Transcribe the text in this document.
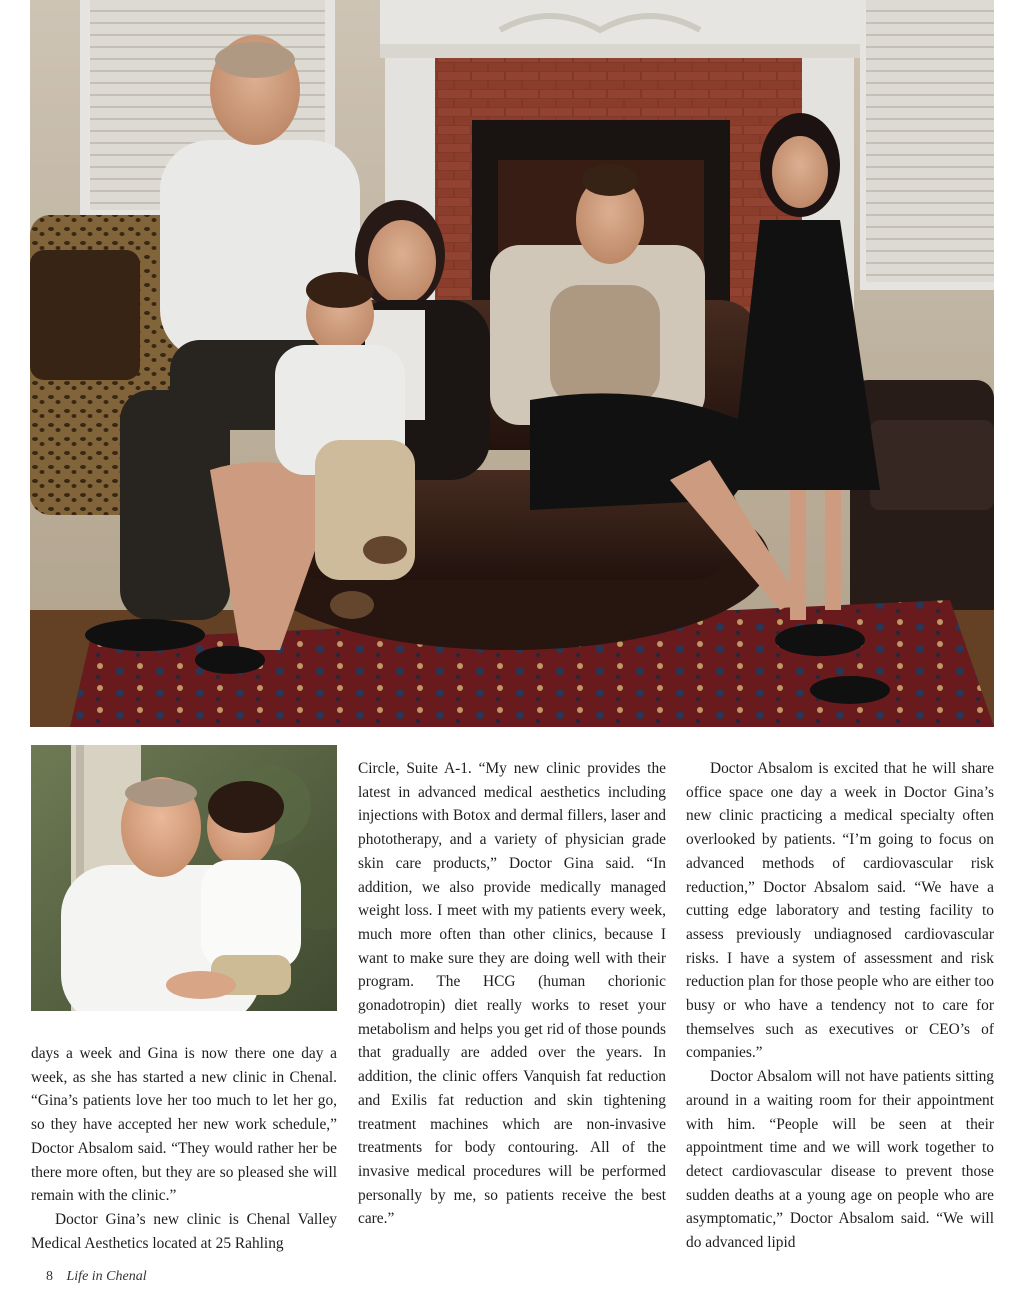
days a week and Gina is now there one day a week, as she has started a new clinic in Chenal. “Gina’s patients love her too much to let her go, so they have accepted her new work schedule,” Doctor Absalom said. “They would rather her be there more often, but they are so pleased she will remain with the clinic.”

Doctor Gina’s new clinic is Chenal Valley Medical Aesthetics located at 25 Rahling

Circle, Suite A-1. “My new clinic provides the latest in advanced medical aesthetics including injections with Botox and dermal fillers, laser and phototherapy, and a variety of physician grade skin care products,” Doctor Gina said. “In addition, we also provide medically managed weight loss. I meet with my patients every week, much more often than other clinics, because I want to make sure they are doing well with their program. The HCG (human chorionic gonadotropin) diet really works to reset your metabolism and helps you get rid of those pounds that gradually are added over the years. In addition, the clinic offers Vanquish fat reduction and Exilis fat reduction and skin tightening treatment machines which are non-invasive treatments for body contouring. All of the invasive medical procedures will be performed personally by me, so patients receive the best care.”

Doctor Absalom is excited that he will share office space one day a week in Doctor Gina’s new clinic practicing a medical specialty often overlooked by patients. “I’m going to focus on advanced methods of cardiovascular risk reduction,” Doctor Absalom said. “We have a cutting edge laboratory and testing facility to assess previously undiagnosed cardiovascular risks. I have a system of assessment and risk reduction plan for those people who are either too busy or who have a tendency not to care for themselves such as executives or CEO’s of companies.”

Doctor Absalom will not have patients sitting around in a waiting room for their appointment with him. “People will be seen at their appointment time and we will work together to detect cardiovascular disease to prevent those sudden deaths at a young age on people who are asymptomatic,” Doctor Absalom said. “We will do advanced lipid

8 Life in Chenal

Work instruction:
All of the records above should be written out exactly, with the pictures left out.

Result of the exercise:
Transcribe the text in this document.
days a week and Gina is now there one day a week, as she has started a new clinic in Chenal. “Gina’s patients love her too much to let her go, so they have accepted her new work schedule,” Doctor Absalom said. “They would rather her be there more often, but they are so pleased she will remain with the clinic.”

Doctor Gina’s new clinic is Chenal Valley Medical Aesthetics located at 25 Rahling

Circle, Suite A-1. “My new clinic provides the latest in advanced medical aesthetics including injections with Botox and dermal fillers, laser and phototherapy, and a variety of physician grade skin care products,” Doctor Gina said. “In addition, we also provide medically managed weight loss. I meet with my patients every week, much more often than other clinics, because I want to make sure they are doing well with their program. The HCG (human chorionic gonadotropin) diet really works to reset your metabolism and helps you get rid of those pounds that gradually are added over the years. In addition, the clinic offers Vanquish fat reduction and Exilis fat reduction and skin tightening treatment machines which are non-invasive treatments for body contouring. All of the invasive medical procedures will be performed personally by me, so patients receive the best care.”

Doctor Absalom is excited that he will share office space one day a week in Doctor Gina’s new clinic practicing a medical specialty often overlooked by patients. “I’m going to focus on advanced methods of cardiovascular risk reduction,” Doctor Absalom said. “We have a cutting edge laboratory and testing facility to assess previously undiagnosed cardiovascular risks. I have a system of assessment and risk reduction plan for those people who are either too busy or who have a tendency not to care for themselves such as executives or CEO’s of companies.”

Doctor Absalom will not have patients sitting around in a waiting room for their appointment with him. “People will be seen at their appointment time and we will work together to detect cardiovascular disease to prevent those sudden deaths at a young age on people who are asymptomatic,” Doctor Absalom said. “We will do advanced lipid

8 Life in Chenal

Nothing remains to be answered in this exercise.